TASK DESCRIPTION: Restate the material word for word and leave out anything that is a picture.

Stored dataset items
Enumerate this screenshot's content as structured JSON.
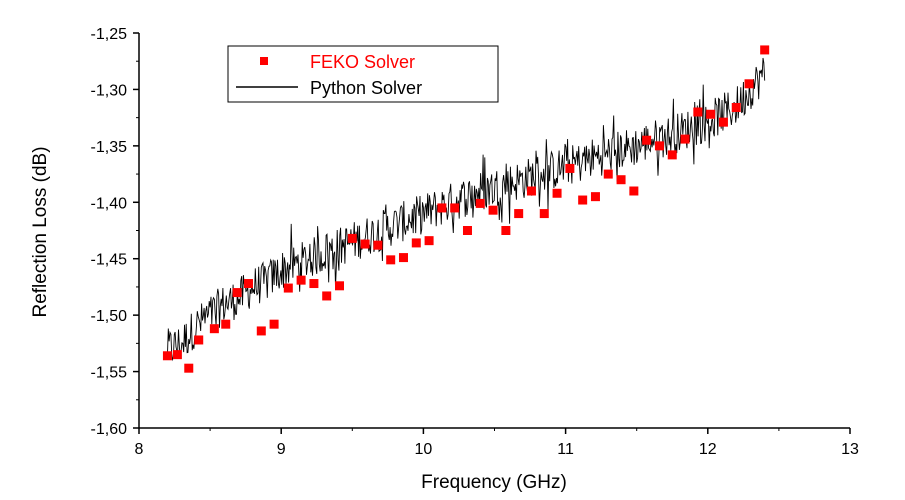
{
  "chart_data": {
    "type": "line",
    "xlabel": "Frequency (GHz)",
    "ylabel": "Reflection Loss (dB)",
    "xlim": [
      8,
      13
    ],
    "ylim": [
      -1.6,
      -1.25
    ],
    "x_ticks": [
      8,
      9,
      10,
      11,
      12,
      13
    ],
    "x_tick_labels": [
      "8",
      "9",
      "10",
      "11",
      "12",
      "13"
    ],
    "y_ticks": [
      -1.6,
      -1.55,
      -1.5,
      -1.45,
      -1.4,
      -1.35,
      -1.3,
      -1.25
    ],
    "y_tick_labels": [
      "-1,60",
      "-1,55",
      "-1,50",
      "-1,45",
      "-1,40",
      "-1,35",
      "-1,30",
      "-1,25"
    ],
    "grid": false,
    "legend_position": "top-left",
    "series": [
      {
        "name": "FEKO Solver",
        "style": "markers",
        "color": "#ff0000",
        "x": [
          8.2,
          8.27,
          8.35,
          8.42,
          8.53,
          8.61,
          8.69,
          8.77,
          8.86,
          8.95,
          9.05,
          9.14,
          9.23,
          9.32,
          9.41,
          9.5,
          9.59,
          9.68,
          9.77,
          9.86,
          9.95,
          10.04,
          10.13,
          10.22,
          10.31,
          10.4,
          10.49,
          10.58,
          10.67,
          10.76,
          10.85,
          10.94,
          11.03,
          11.12,
          11.21,
          11.3,
          11.39,
          11.48,
          11.57,
          11.66,
          11.75,
          11.84,
          11.93,
          12.02,
          12.11,
          12.2,
          12.29,
          12.4
        ],
        "y": [
          -1.536,
          -1.535,
          -1.547,
          -1.522,
          -1.512,
          -1.508,
          -1.48,
          -1.472,
          -1.514,
          -1.508,
          -1.476,
          -1.469,
          -1.472,
          -1.483,
          -1.474,
          -1.432,
          -1.437,
          -1.438,
          -1.451,
          -1.449,
          -1.436,
          -1.434,
          -1.405,
          -1.405,
          -1.425,
          -1.401,
          -1.407,
          -1.425,
          -1.41,
          -1.39,
          -1.41,
          -1.392,
          -1.37,
          -1.398,
          -1.395,
          -1.375,
          -1.38,
          -1.39,
          -1.345,
          -1.35,
          -1.358,
          -1.344,
          -1.32,
          -1.322,
          -1.329,
          -1.316,
          -1.295,
          -1.265
        ]
      },
      {
        "name": "Python Solver",
        "style": "line",
        "color": "#000000",
        "x": [
          8.2,
          8.3,
          8.4,
          8.5,
          8.6,
          8.7,
          8.8,
          8.9,
          9.0,
          9.1,
          9.2,
          9.3,
          9.4,
          9.5,
          9.6,
          9.7,
          9.8,
          9.9,
          10.0,
          10.1,
          10.2,
          10.3,
          10.4,
          10.5,
          10.6,
          10.7,
          10.8,
          10.9,
          11.0,
          11.1,
          11.2,
          11.3,
          11.4,
          11.5,
          11.6,
          11.7,
          11.8,
          11.9,
          12.0,
          12.1,
          12.2,
          12.3,
          12.4
        ],
        "y": [
          -1.53,
          -1.525,
          -1.51,
          -1.5,
          -1.49,
          -1.485,
          -1.475,
          -1.47,
          -1.46,
          -1.455,
          -1.45,
          -1.445,
          -1.44,
          -1.435,
          -1.43,
          -1.425,
          -1.42,
          -1.415,
          -1.41,
          -1.405,
          -1.4,
          -1.395,
          -1.39,
          -1.387,
          -1.383,
          -1.38,
          -1.375,
          -1.372,
          -1.368,
          -1.365,
          -1.36,
          -1.357,
          -1.353,
          -1.35,
          -1.345,
          -1.342,
          -1.338,
          -1.333,
          -1.328,
          -1.322,
          -1.315,
          -1.3,
          -1.285
        ]
      }
    ]
  }
}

TASK RESPONSE:
Enumerate this screenshot's content as structured JSON.
{
  "chart_data": {
    "type": "line",
    "xlabel": "Frequency (GHz)",
    "ylabel": "Reflection Loss (dB)",
    "xlim": [
      8,
      13
    ],
    "ylim": [
      -1.6,
      -1.25
    ],
    "x_ticks": [
      8,
      9,
      10,
      11,
      12,
      13
    ],
    "x_tick_labels": [
      "8",
      "9",
      "10",
      "11",
      "12",
      "13"
    ],
    "y_ticks": [
      -1.6,
      -1.55,
      -1.5,
      -1.45,
      -1.4,
      -1.35,
      -1.3,
      -1.25
    ],
    "y_tick_labels": [
      "-1,60",
      "-1,55",
      "-1,50",
      "-1,45",
      "-1,40",
      "-1,35",
      "-1,30",
      "-1,25"
    ],
    "grid": false,
    "legend_position": "top-left",
    "series": [
      {
        "name": "FEKO Solver",
        "style": "markers",
        "color": "#ff0000",
        "x": [
          8.2,
          8.27,
          8.35,
          8.42,
          8.53,
          8.61,
          8.69,
          8.77,
          8.86,
          8.95,
          9.05,
          9.14,
          9.23,
          9.32,
          9.41,
          9.5,
          9.59,
          9.68,
          9.77,
          9.86,
          9.95,
          10.04,
          10.13,
          10.22,
          10.31,
          10.4,
          10.49,
          10.58,
          10.67,
          10.76,
          10.85,
          10.94,
          11.03,
          11.12,
          11.21,
          11.3,
          11.39,
          11.48,
          11.57,
          11.66,
          11.75,
          11.84,
          11.93,
          12.02,
          12.11,
          12.2,
          12.29,
          12.4
        ],
        "y": [
          -1.536,
          -1.535,
          -1.547,
          -1.522,
          -1.512,
          -1.508,
          -1.48,
          -1.472,
          -1.514,
          -1.508,
          -1.476,
          -1.469,
          -1.472,
          -1.483,
          -1.474,
          -1.432,
          -1.437,
          -1.438,
          -1.451,
          -1.449,
          -1.436,
          -1.434,
          -1.405,
          -1.405,
          -1.425,
          -1.401,
          -1.407,
          -1.425,
          -1.41,
          -1.39,
          -1.41,
          -1.392,
          -1.37,
          -1.398,
          -1.395,
          -1.375,
          -1.38,
          -1.39,
          -1.345,
          -1.35,
          -1.358,
          -1.344,
          -1.32,
          -1.322,
          -1.329,
          -1.316,
          -1.295,
          -1.265
        ]
      },
      {
        "name": "Python Solver",
        "style": "line",
        "color": "#000000",
        "x": [
          8.2,
          8.3,
          8.4,
          8.5,
          8.6,
          8.7,
          8.8,
          8.9,
          9.0,
          9.1,
          9.2,
          9.3,
          9.4,
          9.5,
          9.6,
          9.7,
          9.8,
          9.9,
          10.0,
          10.1,
          10.2,
          10.3,
          10.4,
          10.5,
          10.6,
          10.7,
          10.8,
          10.9,
          11.0,
          11.1,
          11.2,
          11.3,
          11.4,
          11.5,
          11.6,
          11.7,
          11.8,
          11.9,
          12.0,
          12.1,
          12.2,
          12.3,
          12.4
        ],
        "y": [
          -1.53,
          -1.525,
          -1.51,
          -1.5,
          -1.49,
          -1.485,
          -1.475,
          -1.47,
          -1.46,
          -1.455,
          -1.45,
          -1.445,
          -1.44,
          -1.435,
          -1.43,
          -1.425,
          -1.42,
          -1.415,
          -1.41,
          -1.405,
          -1.4,
          -1.395,
          -1.39,
          -1.387,
          -1.383,
          -1.38,
          -1.375,
          -1.372,
          -1.368,
          -1.365,
          -1.36,
          -1.357,
          -1.353,
          -1.35,
          -1.345,
          -1.342,
          -1.338,
          -1.333,
          -1.328,
          -1.322,
          -1.315,
          -1.3,
          -1.285
        ]
      }
    ]
  }
}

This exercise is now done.